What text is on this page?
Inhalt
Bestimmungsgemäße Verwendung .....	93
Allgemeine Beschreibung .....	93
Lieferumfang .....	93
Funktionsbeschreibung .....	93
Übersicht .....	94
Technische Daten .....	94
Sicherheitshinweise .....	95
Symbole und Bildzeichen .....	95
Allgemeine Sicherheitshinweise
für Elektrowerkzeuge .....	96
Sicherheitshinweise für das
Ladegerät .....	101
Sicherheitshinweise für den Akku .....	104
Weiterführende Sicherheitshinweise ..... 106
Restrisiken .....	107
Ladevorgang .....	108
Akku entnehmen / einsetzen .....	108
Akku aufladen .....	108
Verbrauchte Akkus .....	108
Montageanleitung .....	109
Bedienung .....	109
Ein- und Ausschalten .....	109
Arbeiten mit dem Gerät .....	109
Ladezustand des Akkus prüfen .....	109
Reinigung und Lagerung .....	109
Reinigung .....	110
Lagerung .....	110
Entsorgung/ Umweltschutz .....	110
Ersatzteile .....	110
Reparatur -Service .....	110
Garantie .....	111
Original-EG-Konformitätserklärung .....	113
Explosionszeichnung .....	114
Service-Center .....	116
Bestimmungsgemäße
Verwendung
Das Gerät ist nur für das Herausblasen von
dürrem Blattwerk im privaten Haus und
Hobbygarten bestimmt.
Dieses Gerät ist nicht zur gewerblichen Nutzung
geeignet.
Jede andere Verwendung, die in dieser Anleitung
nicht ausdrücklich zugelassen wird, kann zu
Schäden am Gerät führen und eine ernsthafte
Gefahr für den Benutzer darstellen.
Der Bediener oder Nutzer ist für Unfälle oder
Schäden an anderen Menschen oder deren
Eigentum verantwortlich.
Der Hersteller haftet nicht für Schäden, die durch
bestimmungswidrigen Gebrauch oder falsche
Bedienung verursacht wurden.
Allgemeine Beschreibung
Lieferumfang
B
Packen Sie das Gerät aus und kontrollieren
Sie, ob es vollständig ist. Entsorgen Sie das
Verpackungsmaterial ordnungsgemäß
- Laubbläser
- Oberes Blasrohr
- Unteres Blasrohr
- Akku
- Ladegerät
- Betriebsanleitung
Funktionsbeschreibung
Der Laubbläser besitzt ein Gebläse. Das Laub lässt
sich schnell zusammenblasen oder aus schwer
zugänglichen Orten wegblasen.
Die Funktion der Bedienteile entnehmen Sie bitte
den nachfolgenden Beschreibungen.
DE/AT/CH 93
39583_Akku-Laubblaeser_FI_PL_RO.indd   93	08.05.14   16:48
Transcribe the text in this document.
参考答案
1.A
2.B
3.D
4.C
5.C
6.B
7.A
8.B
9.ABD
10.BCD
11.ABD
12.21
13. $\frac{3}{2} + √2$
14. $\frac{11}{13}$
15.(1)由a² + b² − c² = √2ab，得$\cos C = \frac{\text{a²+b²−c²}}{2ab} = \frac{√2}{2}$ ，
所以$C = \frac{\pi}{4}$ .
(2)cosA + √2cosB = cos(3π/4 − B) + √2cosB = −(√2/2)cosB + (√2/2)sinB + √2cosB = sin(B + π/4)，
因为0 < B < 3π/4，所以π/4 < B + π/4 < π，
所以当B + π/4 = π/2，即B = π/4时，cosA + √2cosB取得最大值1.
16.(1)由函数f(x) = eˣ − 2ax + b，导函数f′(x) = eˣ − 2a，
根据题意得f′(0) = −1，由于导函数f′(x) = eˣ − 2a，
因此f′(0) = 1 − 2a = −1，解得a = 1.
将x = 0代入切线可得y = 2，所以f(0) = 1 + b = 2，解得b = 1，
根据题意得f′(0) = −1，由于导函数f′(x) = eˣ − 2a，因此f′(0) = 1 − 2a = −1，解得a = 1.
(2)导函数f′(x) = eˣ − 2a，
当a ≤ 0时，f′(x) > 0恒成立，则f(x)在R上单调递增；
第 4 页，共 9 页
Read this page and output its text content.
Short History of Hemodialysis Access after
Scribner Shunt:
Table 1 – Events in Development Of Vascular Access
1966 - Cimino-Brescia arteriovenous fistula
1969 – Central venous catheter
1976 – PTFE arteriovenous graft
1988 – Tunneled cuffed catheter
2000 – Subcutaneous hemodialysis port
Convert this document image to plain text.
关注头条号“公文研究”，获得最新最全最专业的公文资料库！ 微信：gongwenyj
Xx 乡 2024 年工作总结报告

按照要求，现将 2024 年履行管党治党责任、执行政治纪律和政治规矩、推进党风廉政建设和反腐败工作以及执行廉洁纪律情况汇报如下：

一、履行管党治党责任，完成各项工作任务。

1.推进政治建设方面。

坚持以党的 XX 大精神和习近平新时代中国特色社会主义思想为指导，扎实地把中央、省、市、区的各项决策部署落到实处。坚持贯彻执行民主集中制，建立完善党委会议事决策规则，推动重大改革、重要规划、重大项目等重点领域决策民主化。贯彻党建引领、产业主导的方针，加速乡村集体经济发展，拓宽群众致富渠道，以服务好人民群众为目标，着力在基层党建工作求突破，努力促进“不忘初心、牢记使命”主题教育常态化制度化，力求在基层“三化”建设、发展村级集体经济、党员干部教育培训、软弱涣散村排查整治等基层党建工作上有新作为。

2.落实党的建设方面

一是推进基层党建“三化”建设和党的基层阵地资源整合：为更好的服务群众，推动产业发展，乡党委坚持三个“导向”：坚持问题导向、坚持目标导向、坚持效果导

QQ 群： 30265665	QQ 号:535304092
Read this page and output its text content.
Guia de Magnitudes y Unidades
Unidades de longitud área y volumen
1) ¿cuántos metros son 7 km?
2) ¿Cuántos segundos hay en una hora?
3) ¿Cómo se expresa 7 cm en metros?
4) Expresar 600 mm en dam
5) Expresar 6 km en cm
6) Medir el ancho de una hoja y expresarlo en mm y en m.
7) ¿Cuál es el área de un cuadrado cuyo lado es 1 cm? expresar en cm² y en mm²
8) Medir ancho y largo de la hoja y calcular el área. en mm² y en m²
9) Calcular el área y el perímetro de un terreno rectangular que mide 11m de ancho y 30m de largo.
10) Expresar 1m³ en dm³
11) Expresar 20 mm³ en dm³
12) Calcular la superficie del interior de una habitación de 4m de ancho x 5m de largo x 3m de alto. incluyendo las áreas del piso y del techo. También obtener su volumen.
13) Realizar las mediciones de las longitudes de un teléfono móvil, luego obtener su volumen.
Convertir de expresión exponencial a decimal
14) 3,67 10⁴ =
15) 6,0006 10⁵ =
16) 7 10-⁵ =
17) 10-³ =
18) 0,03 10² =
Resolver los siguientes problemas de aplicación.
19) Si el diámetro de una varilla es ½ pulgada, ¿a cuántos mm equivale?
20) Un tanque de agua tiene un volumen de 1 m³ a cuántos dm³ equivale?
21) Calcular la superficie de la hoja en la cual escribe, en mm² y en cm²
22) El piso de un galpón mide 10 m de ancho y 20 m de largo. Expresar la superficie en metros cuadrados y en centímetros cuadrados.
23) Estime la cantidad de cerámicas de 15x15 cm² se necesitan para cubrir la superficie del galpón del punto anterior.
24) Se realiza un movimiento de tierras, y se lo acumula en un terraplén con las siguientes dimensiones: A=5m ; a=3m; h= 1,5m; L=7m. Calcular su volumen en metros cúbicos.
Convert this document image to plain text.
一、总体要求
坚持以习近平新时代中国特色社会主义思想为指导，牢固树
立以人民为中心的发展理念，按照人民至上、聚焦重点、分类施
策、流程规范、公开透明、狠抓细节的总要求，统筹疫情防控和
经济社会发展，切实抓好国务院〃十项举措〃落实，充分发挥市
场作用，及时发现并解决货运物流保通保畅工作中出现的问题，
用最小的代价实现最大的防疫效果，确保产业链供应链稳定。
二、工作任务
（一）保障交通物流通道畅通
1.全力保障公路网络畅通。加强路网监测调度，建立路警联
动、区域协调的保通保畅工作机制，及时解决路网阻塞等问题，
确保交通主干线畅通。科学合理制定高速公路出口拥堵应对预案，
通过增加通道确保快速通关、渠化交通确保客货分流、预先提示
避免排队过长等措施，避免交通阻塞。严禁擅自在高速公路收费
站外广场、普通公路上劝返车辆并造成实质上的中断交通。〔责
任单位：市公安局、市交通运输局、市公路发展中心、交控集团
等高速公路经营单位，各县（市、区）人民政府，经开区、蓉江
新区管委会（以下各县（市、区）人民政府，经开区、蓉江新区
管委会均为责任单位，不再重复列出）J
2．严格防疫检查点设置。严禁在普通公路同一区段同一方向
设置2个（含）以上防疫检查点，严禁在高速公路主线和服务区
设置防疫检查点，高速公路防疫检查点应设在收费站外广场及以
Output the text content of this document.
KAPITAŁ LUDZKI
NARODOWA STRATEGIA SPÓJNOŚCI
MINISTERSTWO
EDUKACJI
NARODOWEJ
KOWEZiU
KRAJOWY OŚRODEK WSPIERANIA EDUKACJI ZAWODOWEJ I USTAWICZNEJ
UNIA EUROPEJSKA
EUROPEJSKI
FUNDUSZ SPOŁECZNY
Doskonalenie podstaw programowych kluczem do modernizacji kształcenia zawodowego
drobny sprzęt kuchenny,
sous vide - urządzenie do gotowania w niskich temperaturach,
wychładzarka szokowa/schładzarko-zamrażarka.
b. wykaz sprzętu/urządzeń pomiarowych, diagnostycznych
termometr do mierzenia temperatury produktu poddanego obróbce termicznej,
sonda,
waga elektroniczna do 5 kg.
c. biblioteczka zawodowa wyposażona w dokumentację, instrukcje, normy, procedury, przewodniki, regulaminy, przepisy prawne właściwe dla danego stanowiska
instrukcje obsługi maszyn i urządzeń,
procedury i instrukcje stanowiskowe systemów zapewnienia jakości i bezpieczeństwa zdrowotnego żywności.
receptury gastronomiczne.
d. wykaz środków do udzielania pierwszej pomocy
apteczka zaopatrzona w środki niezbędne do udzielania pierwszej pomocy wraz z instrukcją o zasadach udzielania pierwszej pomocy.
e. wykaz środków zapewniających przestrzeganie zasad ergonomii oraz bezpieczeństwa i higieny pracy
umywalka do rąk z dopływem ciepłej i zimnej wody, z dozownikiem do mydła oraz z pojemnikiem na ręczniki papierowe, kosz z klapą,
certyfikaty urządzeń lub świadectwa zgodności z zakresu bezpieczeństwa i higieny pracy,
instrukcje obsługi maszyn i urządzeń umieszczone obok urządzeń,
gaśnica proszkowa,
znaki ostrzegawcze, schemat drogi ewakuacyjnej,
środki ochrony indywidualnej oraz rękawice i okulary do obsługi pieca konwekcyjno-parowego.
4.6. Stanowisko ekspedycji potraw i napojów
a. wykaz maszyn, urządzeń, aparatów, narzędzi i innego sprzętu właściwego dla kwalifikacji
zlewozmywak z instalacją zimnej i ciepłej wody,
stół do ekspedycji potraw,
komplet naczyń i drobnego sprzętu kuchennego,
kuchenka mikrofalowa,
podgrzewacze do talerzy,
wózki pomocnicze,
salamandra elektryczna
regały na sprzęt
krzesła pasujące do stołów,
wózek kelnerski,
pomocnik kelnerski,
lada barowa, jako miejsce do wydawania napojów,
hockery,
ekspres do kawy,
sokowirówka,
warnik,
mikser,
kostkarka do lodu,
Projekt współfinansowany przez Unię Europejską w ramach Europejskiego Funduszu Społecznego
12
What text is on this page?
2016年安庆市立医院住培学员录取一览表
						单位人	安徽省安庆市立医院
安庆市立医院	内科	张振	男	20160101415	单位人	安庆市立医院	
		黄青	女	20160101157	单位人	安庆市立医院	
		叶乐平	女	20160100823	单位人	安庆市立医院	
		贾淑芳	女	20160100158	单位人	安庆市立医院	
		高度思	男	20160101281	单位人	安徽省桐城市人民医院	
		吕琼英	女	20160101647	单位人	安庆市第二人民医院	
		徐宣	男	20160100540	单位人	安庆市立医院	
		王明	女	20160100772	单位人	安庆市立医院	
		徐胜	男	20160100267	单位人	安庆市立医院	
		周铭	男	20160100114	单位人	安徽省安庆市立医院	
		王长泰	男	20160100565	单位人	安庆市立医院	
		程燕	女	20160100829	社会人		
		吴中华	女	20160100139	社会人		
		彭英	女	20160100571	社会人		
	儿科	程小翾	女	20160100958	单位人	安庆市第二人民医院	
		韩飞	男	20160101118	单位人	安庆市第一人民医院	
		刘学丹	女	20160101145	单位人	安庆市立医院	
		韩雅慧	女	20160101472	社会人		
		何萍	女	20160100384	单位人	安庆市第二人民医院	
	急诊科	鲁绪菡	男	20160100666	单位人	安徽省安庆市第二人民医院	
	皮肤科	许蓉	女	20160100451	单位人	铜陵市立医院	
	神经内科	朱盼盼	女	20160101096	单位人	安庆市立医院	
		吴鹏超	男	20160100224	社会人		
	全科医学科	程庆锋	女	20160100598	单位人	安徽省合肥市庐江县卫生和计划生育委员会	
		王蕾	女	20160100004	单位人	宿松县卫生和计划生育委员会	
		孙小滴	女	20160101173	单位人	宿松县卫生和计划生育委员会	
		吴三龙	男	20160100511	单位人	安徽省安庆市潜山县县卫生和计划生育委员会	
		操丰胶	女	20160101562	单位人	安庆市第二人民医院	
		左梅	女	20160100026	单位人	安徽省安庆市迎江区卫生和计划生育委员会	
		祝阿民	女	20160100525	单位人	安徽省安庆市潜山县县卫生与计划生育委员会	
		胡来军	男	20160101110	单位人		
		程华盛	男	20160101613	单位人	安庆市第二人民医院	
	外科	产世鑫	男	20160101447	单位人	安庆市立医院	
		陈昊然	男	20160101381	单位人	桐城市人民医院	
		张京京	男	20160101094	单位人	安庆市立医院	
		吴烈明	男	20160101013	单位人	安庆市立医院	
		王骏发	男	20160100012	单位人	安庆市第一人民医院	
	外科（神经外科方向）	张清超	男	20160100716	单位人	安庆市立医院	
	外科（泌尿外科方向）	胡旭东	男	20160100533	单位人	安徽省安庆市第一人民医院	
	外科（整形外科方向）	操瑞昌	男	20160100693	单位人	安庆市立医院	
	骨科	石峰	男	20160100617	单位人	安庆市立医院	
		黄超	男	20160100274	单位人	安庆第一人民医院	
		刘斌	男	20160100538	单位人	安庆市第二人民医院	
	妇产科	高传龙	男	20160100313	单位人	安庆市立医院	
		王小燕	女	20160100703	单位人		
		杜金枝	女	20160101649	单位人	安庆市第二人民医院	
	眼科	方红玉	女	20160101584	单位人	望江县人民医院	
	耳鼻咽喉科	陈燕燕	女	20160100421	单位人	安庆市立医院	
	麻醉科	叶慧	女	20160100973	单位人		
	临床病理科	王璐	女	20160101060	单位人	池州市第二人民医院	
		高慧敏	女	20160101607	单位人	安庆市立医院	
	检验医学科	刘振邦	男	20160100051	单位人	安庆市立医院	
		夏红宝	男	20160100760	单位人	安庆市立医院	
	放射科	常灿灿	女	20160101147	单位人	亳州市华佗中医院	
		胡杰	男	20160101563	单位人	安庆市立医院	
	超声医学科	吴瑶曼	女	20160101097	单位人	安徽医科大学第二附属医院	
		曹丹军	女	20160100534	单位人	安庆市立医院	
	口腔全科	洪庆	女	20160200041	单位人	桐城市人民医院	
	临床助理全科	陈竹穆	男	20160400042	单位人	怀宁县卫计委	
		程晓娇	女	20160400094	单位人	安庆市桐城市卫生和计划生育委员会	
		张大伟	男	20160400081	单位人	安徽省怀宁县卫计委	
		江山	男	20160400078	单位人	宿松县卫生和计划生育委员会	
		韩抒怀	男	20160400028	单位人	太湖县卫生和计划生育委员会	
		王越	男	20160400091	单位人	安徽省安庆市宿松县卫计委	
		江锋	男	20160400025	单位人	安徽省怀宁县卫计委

▶ _REQUIRED WORK_: Keep only those lines of the records that hold "nicht", and return them.

▶ _EXPECTED ANSWER_:
Dieses Gerät ist nicht zur gewerblichen Nutzung
nicht ausdrücklich zugelassen wird, kann zu
Der Hersteller haftet nicht für Schäden, die durch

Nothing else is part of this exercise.